- **Job**: Below is a block of records; repeat all of them exactly.

---- Data section

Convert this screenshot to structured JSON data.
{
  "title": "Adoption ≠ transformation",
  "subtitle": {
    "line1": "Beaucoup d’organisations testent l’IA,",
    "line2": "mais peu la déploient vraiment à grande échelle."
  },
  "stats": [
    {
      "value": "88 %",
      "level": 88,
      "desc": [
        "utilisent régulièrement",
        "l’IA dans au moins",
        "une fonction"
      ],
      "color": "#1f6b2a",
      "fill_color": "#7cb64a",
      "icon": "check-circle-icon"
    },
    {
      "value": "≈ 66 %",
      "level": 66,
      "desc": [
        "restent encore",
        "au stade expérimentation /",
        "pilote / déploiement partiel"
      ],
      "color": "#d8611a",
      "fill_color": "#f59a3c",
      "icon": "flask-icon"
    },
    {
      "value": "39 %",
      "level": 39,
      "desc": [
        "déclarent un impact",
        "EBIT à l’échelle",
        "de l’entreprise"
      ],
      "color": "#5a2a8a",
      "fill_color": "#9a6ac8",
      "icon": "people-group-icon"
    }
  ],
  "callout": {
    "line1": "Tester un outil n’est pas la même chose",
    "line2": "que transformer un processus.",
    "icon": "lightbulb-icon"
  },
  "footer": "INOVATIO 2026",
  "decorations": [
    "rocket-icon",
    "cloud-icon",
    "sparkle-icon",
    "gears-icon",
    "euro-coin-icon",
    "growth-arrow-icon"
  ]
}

--------

- **Solution to this problem**:
Convert this screenshot to structured JSON data.
{
  "title": "Adoption ≠ transformation",
  "subtitle": {
    "line1": "Beaucoup d’organisations testent l’IA,",
    "line2": "mais peu la déploient vraiment à grande échelle."
  },
  "stats": [
    {
      "value": "88 %",
      "level": 88,
      "desc": [
        "utilisent régulièrement",
        "l’IA dans au moins",
        "une fonction"
      ],
      "color": "#1f6b2a",
      "fill_color": "#7cb64a",
      "icon": "check-circle-icon"
    },
    {
      "value": "≈ 66 %",
      "level": 66,
      "desc": [
        "restent encore",
        "au stade expérimentation /",
        "pilote / déploiement partiel"
      ],
      "color": "#d8611a",
      "fill_color": "#f59a3c",
      "icon": "flask-icon"
    },
    {
      "value": "39 %",
      "level": 39,
      "desc": [
        "déclarent un impact",
        "EBIT à l’échelle",
        "de l’entreprise"
      ],
      "color": "#5a2a8a",
      "fill_color": "#9a6ac8",
      "icon": "people-group-icon"
    }
  ],
  "callout": {
    "line1": "Tester un outil n’est pas la même chose",
    "line2": "que transformer un processus.",
    "icon": "lightbulb-icon"
  },
  "footer": "INOVATIO 2026",
  "decorations": [
    "rocket-icon",
    "cloud-icon",
    "sparkle-icon",
    "gears-icon",
    "euro-coin-icon",
    "growth-arrow-icon"
  ]
}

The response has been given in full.